— Data supplied —
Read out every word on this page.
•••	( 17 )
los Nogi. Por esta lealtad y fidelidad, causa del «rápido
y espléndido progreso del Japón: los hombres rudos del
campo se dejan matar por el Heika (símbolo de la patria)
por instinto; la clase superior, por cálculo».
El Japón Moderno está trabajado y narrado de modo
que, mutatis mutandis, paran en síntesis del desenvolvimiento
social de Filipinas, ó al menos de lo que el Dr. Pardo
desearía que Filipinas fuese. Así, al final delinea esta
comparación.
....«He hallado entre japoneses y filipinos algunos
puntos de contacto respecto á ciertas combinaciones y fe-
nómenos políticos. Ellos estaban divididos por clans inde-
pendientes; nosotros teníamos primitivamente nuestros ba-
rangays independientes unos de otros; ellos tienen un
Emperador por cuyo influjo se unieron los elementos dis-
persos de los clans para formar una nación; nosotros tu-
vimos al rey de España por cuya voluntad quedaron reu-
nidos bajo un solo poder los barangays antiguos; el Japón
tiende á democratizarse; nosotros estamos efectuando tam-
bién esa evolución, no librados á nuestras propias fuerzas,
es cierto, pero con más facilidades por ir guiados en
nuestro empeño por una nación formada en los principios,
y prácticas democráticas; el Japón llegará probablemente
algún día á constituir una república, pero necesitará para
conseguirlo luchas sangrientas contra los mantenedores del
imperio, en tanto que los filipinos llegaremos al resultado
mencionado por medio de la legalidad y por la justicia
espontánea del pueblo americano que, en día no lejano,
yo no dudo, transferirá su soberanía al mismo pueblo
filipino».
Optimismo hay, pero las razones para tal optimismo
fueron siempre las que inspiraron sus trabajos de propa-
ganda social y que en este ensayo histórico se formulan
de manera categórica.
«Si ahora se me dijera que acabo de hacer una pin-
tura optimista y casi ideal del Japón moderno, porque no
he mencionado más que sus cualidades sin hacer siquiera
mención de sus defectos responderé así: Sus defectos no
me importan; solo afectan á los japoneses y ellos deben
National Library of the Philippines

— Work required —
Look through the records and gather every line containing "Japón".

— Complete response —
y espléndido progreso del Japón: los hombres rudos del
El Japón Moderno está trabajado y narrado de modo
nidos bajo un solo poder los barangays antiguos; el Japón
y prácticas democráticas; el Japón llegará probablemente
tura optimista y casi ideal del Japón moderno, porque no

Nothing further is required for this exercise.